>> begin

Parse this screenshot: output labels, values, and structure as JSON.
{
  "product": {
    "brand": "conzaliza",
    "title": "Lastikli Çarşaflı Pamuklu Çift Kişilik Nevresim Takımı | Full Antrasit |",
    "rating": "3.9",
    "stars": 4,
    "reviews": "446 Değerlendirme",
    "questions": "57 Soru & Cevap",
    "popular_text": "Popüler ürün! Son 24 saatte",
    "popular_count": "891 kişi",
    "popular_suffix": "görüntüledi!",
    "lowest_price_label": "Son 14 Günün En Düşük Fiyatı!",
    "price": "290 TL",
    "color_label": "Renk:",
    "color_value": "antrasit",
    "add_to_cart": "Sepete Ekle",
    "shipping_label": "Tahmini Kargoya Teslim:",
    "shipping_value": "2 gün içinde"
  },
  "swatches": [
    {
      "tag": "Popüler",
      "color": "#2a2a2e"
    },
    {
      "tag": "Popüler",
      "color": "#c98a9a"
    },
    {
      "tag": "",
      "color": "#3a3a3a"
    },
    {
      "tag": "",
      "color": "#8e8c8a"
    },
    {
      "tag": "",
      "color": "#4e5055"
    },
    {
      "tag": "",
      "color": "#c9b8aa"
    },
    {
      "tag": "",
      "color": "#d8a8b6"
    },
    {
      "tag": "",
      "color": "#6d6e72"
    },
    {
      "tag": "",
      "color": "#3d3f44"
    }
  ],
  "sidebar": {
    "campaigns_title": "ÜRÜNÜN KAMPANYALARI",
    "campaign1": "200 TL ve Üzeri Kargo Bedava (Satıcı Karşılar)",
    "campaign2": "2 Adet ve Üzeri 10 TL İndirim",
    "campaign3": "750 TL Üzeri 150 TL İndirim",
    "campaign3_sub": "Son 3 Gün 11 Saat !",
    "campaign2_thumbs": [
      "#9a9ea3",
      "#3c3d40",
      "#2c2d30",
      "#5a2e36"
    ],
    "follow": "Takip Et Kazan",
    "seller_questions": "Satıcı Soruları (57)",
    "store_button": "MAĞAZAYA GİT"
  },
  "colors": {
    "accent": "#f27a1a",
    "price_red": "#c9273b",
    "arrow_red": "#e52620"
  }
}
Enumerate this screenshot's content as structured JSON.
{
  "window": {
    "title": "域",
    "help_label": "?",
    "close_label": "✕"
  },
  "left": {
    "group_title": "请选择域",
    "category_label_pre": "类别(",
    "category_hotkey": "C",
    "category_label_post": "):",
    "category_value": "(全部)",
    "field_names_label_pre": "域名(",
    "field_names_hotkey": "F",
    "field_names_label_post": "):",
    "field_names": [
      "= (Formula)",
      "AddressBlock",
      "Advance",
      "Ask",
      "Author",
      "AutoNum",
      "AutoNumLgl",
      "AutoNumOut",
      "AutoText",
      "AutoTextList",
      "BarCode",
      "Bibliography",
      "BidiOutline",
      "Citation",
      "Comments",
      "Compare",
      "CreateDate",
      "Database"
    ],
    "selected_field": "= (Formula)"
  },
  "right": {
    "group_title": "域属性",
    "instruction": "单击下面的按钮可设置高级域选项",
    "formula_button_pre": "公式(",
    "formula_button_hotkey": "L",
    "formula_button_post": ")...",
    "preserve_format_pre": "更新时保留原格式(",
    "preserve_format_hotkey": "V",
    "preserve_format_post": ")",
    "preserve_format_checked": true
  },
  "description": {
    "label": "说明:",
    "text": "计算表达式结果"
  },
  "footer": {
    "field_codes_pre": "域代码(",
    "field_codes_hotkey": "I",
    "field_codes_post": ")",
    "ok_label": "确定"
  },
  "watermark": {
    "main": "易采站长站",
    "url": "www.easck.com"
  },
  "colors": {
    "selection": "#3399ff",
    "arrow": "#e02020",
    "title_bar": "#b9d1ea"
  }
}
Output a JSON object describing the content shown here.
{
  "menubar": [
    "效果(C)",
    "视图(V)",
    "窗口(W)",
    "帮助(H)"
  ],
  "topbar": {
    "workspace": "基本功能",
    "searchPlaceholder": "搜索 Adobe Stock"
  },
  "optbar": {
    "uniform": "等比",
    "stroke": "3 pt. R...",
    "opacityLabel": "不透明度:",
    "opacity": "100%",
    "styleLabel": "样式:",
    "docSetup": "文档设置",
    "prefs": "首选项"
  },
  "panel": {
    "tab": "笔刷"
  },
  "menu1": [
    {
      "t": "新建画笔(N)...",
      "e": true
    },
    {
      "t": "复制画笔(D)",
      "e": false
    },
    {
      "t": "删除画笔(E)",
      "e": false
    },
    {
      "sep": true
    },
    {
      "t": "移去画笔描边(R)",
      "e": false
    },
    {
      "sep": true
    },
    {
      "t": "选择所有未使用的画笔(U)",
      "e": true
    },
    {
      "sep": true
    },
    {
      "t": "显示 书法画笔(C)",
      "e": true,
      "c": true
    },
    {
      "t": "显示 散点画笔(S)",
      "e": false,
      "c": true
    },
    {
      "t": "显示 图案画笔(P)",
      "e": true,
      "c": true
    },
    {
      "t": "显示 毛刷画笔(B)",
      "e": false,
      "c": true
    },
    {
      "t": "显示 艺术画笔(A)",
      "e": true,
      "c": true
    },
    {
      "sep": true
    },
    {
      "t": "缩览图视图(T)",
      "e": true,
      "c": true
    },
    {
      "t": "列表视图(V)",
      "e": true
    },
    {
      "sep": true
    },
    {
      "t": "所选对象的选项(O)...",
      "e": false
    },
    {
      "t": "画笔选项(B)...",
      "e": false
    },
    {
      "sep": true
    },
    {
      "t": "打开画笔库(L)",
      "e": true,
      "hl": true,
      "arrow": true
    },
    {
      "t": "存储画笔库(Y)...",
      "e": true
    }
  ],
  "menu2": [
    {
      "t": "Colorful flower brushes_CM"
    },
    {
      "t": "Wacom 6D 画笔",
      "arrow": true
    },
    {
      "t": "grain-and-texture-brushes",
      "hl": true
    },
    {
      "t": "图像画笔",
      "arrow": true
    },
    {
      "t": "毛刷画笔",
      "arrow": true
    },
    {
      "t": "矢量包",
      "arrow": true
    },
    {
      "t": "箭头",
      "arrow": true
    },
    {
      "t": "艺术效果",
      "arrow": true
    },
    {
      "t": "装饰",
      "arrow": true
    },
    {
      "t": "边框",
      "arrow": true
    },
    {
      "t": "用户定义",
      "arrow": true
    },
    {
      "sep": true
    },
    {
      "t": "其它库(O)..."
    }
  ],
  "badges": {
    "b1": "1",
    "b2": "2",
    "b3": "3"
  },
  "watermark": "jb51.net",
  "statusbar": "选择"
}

>> end

SHORT PROBLEM |
Return the whole listing exactly.

ANSWER TO THE EXERCISE |
Parse this screenshot: output labels, values, and structure as JSON.
{
  "product": {
    "brand": "conzaliza",
    "title": "Lastikli Çarşaflı Pamuklu Çift Kişilik Nevresim Takımı | Full Antrasit |",
    "rating": "3.9",
    "stars": 4,
    "reviews": "446 Değerlendirme",
    "questions": "57 Soru & Cevap",
    "popular_text": "Popüler ürün! Son 24 saatte",
    "popular_count": "891 kişi",
    "popular_suffix": "görüntüledi!",
    "lowest_price_label": "Son 14 Günün En Düşük Fiyatı!",
    "price": "290 TL",
    "color_label": "Renk:",
    "color_value": "antrasit",
    "add_to_cart": "Sepete Ekle",
    "shipping_label": "Tahmini Kargoya Teslim:",
    "shipping_value": "2 gün içinde"
  },
  "swatches": [
    {
      "tag": "Popüler",
      "color": "#2a2a2e"
    },
    {
      "tag": "Popüler",
      "color": "#c98a9a"
    },
    {
      "tag": "",
      "color": "#3a3a3a"
    },
    {
      "tag": "",
      "color": "#8e8c8a"
    },
    {
      "tag": "",
      "color": "#4e5055"
    },
    {
      "tag": "",
      "color": "#c9b8aa"
    },
    {
      "tag": "",
      "color": "#d8a8b6"
    },
    {
      "tag": "",
      "color": "#6d6e72"
    },
    {
      "tag": "",
      "color": "#3d3f44"
    }
  ],
  "sidebar": {
    "campaigns_title": "ÜRÜNÜN KAMPANYALARI",
    "campaign1": "200 TL ve Üzeri Kargo Bedava (Satıcı Karşılar)",
    "campaign2": "2 Adet ve Üzeri 10 TL İndirim",
    "campaign3": "750 TL Üzeri 150 TL İndirim",
    "campaign3_sub": "Son 3 Gün 11 Saat !",
    "campaign2_thumbs": [
      "#9a9ea3",
      "#3c3d40",
      "#2c2d30",
      "#5a2e36"
    ],
    "follow": "Takip Et Kazan",
    "seller_questions": "Satıcı Soruları (57)",
    "store_button": "MAĞAZAYA GİT"
  },
  "colors": {
    "accent": "#f27a1a",
    "price_red": "#c9273b",
    "arrow_red": "#e52620"
  }
}
Enumerate this screenshot's content as structured JSON.
{
  "window": {
    "title": "域",
    "help_label": "?",
    "close_label": "✕"
  },
  "left": {
    "group_title": "请选择域",
    "category_label_pre": "类别(",
    "category_hotkey": "C",
    "category_label_post": "):",
    "category_value": "(全部)",
    "field_names_label_pre": "域名(",
    "field_names_hotkey": "F",
    "field_names_label_post": "):",
    "field_names": [
      "= (Formula)",
      "AddressBlock",
      "Advance",
      "Ask",
      "Author",
      "AutoNum",
      "AutoNumLgl",
      "AutoNumOut",
      "AutoText",
      "AutoTextList",
      "BarCode",
      "Bibliography",
      "BidiOutline",
      "Citation",
      "Comments",
      "Compare",
      "CreateDate",
      "Database"
    ],
    "selected_field": "= (Formula)"
  },
  "right": {
    "group_title": "域属性",
    "instruction": "单击下面的按钮可设置高级域选项",
    "formula_button_pre": "公式(",
    "formula_button_hotkey": "L",
    "formula_button_post": ")...",
    "preserve_format_pre": "更新时保留原格式(",
    "preserve_format_hotkey": "V",
    "preserve_format_post": ")",
    "preserve_format_checked": true
  },
  "description": {
    "label": "说明:",
    "text": "计算表达式结果"
  },
  "footer": {
    "field_codes_pre": "域代码(",
    "field_codes_hotkey": "I",
    "field_codes_post": ")",
    "ok_label": "确定"
  },
  "watermark": {
    "main": "易采站长站",
    "url": "www.easck.com"
  },
  "colors": {
    "selection": "#3399ff",
    "arrow": "#e02020",
    "title_bar": "#b9d1ea"
  }
}
Output a JSON object describing the content shown here.
{
  "menubar": [
    "效果(C)",
    "视图(V)",
    "窗口(W)",
    "帮助(H)"
  ],
  "topbar": {
    "workspace": "基本功能",
    "searchPlaceholder": "搜索 Adobe Stock"
  },
  "optbar": {
    "uniform": "等比",
    "stroke": "3 pt. R...",
    "opacityLabel": "不透明度:",
    "opacity": "100%",
    "styleLabel": "样式:",
    "docSetup": "文档设置",
    "prefs": "首选项"
  },
  "panel": {
    "tab": "笔刷"
  },
  "menu1": [
    {
      "t": "新建画笔(N)...",
      "e": true
    },
    {
      "t": "复制画笔(D)",
      "e": false
    },
    {
      "t": "删除画笔(E)",
      "e": false
    },
    {
      "sep": true
    },
    {
      "t": "移去画笔描边(R)",
      "e": false
    },
    {
      "sep": true
    },
    {
      "t": "选择所有未使用的画笔(U)",
      "e": true
    },
    {
      "sep": true
    },
    {
      "t": "显示 书法画笔(C)",
      "e": true,
      "c": true
    },
    {
      "t": "显示 散点画笔(S)",
      "e": false,
      "c": true
    },
    {
      "t": "显示 图案画笔(P)",
      "e": true,
      "c": true
    },
    {
      "t": "显示 毛刷画笔(B)",
      "e": false,
      "c": true
    },
    {
      "t": "显示 艺术画笔(A)",
      "e": true,
      "c": true
    },
    {
      "sep": true
    },
    {
      "t": "缩览图视图(T)",
      "e": true,
      "c": true
    },
    {
      "t": "列表视图(V)",
      "e": true
    },
    {
      "sep": true
    },
    {
      "t": "所选对象的选项(O)...",
      "e": false
    },
    {
      "t": "画笔选项(B)...",
      "e": false
    },
    {
      "sep": true
    },
    {
      "t": "打开画笔库(L)",
      "e": true,
      "hl": true,
      "arrow": true
    },
    {
      "t": "存储画笔库(Y)...",
      "e": true
    }
  ],
  "menu2": [
    {
      "t": "Colorful flower brushes_CM"
    },
    {
      "t": "Wacom 6D 画笔",
      "arrow": true
    },
    {
      "t": "grain-and-texture-brushes",
      "hl": true
    },
    {
      "t": "图像画笔",
      "arrow": true
    },
    {
      "t": "毛刷画笔",
      "arrow": true
    },
    {
      "t": "矢量包",
      "arrow": true
    },
    {
      "t": "箭头",
      "arrow": true
    },
    {
      "t": "艺术效果",
      "arrow": true
    },
    {
      "t": "装饰",
      "arrow": true
    },
    {
      "t": "边框",
      "arrow": true
    },
    {
      "t": "用户定义",
      "arrow": true
    },
    {
      "sep": true
    },
    {
      "t": "其它库(O)..."
    }
  ],
  "badges": {
    "b1": "1",
    "b2": "2",
    "b3": "3"
  },
  "watermark": "jb51.net",
  "statusbar": "选择"
}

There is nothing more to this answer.